= 課題一覧 =
(a) 林えいだい氏の死と小池知事の発言についての投稿文と照らし、次の(i)〜(iii)が内容に合うかを「はい」か「いいえ」で答えること。それぞれ、決め手となる投稿文の言葉をそのまま引用して添える。
(i) 筆者は林氏の講演を聞いたことがある。
(ii) 小池知事は定例会見で、虐殺があったと明言した。
(iii) 筆者は、林氏の掘り起こしによって朝鮮人への残虐行為を知った。
(b) 林えいだい氏の死と小池知事の発言についての投稿文の最後の一文に続けて、その先を書くこと。

= 本文 =
————————

朝日東京版 (2017年9月7日)
林えいだい氏の死と小池発言(高校教員 藤村泰夫 山口県 57)

記録作家・林えいだい氏の死と、関東大震災後の朝鮮人虐殺についての小池知事の発言が載った。
林氏と言えば朝鮮人強制連行の記録が思い起こされる。氏の講演を聞いたことがある。
何度も取材先に足を運んで重い口を開いてもらった話を語った。氏が掘り起こしてくれたおかげで、私は朝鮮人への残虐行為を知った。

一方、小池知事は今年、関東大震災への追悼文への都知事名の追悼文を止めた。定例会見で虐殺の有無への認識を問われ、
「様々な見方があると捉えている」と語り明言を避けた。

————————

= 資料 =
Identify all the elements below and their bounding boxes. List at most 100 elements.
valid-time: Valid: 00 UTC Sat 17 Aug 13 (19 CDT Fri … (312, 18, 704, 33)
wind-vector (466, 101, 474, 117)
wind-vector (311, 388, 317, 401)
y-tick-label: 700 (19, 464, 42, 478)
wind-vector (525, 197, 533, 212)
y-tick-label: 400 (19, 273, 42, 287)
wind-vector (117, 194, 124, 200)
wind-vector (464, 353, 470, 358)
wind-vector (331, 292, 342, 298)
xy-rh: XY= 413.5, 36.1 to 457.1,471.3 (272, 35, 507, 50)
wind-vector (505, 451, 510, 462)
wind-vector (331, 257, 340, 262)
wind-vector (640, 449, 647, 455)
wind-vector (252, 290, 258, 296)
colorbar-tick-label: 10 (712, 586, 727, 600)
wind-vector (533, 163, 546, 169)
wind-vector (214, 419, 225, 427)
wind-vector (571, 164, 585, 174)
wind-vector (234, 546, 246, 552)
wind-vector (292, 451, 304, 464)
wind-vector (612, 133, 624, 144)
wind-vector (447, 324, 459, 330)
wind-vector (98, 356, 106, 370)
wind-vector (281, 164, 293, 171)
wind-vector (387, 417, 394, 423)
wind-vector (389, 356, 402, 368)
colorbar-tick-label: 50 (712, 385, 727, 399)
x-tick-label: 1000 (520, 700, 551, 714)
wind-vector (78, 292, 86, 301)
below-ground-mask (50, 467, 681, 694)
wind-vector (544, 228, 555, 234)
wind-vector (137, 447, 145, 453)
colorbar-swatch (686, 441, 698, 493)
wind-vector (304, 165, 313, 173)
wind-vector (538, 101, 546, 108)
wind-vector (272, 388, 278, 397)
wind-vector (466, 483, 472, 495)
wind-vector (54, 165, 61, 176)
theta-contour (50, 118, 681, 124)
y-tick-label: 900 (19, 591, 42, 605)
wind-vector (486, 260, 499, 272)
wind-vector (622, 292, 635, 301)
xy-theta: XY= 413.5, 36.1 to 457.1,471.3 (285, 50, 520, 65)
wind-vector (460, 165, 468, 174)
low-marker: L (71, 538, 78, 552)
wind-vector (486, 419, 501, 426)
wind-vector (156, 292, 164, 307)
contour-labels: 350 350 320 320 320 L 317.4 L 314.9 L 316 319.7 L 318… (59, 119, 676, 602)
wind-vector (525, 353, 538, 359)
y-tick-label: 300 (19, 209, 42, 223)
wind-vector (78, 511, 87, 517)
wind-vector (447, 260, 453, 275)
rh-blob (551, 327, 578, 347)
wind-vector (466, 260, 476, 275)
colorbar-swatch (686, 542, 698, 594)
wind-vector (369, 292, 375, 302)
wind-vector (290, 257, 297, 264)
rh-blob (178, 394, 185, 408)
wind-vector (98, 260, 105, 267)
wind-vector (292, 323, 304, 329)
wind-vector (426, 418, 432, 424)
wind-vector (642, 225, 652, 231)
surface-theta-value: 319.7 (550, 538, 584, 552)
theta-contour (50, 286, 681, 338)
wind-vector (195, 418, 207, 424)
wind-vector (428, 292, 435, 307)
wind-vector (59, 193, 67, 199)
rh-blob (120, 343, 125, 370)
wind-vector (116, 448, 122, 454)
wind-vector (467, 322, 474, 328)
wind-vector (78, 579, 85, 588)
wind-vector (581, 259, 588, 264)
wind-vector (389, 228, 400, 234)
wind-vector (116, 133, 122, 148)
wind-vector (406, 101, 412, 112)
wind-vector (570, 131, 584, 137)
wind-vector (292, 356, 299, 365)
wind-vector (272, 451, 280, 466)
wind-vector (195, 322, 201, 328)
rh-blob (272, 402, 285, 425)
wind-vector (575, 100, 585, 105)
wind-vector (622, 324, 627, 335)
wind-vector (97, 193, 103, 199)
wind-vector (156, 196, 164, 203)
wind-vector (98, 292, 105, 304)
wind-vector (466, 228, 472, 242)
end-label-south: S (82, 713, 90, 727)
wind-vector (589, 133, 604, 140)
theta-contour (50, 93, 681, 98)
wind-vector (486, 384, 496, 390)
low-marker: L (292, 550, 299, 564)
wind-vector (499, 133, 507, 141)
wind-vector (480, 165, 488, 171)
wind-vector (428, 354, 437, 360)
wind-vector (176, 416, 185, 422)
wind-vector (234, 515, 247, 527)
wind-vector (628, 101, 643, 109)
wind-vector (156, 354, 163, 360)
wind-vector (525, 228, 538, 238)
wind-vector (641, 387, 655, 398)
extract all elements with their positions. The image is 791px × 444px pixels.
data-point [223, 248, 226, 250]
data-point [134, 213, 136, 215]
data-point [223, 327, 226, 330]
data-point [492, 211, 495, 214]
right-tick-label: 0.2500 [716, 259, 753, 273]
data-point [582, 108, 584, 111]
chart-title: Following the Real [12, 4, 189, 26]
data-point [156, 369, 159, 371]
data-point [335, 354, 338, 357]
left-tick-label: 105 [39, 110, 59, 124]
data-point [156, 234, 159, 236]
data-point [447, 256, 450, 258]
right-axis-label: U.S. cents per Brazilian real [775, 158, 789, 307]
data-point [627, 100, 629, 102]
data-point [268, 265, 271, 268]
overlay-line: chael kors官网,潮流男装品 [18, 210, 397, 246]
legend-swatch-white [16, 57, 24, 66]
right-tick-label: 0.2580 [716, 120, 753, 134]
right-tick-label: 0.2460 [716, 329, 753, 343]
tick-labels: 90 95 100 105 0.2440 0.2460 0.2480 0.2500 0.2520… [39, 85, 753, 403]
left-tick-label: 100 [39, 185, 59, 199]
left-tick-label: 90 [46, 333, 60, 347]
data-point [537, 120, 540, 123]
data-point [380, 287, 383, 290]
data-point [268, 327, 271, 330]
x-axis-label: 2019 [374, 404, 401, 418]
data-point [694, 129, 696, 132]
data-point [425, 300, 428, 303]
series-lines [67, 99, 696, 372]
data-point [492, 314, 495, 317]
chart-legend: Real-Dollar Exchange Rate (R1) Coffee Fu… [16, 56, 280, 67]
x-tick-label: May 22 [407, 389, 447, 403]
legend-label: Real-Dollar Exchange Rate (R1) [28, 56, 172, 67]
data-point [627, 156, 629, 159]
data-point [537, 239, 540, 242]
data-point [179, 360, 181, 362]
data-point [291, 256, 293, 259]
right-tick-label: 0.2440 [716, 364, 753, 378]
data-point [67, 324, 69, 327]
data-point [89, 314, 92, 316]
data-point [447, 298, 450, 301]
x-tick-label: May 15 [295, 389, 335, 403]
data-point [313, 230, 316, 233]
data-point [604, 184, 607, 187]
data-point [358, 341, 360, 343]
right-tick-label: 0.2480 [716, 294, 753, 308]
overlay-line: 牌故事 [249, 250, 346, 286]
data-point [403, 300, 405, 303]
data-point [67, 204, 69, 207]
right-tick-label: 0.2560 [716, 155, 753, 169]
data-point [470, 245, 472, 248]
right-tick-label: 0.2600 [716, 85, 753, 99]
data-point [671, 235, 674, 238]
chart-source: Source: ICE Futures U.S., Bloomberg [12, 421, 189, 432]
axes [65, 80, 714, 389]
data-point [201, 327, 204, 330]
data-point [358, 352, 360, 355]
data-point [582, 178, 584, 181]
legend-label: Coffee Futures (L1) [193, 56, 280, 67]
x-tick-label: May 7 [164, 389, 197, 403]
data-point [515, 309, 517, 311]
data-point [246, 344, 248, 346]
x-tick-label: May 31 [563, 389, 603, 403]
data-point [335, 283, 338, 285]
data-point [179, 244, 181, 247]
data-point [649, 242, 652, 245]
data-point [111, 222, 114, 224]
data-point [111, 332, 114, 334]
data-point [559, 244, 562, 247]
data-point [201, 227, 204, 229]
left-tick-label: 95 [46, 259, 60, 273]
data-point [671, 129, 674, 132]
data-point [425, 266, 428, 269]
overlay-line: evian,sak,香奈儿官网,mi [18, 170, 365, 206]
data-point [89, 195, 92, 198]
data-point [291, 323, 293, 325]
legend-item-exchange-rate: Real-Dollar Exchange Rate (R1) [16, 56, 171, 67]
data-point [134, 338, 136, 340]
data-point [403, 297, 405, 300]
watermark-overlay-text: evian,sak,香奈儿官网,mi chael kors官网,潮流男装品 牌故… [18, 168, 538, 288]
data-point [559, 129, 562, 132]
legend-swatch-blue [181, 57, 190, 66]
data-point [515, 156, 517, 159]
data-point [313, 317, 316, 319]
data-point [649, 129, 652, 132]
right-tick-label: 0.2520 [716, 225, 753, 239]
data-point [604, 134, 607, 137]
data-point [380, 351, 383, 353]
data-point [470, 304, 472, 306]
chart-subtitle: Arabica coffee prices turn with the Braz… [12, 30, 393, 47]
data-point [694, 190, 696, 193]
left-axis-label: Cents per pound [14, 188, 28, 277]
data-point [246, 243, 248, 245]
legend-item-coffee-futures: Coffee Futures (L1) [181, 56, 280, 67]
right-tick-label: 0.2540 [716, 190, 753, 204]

————————

= 解答 =
(a)
(i) はい。「氏の講演を聞いたことがある。」
(ii) いいえ。「「様々な見方があると捉えている」と語り明言を避けた。」
(iii) はい。「氏が掘り起こしてくれたおかげで、私は朝鮮人への残虐行為を知った。」

(b)
「歴をを掘り起こす」者がこの世を去り、歴史を隠蔽するかのような発言がまかり通る。その現実を突きつけられた思いだ。

今からに十数年前、在日コリアンの老人から「北朝鮮に関して何かあると、また関東大震災のようなことが起こるのではと恐れている」と聞いた。
在日コリアンにとって朝鮮人虐殺は過去ではなく現在のことだと知った。
歴史の隠蔽や風化を許さず、林氏が掘り起こし、描き続けた民衆の姿を後世に伝えねばと思う。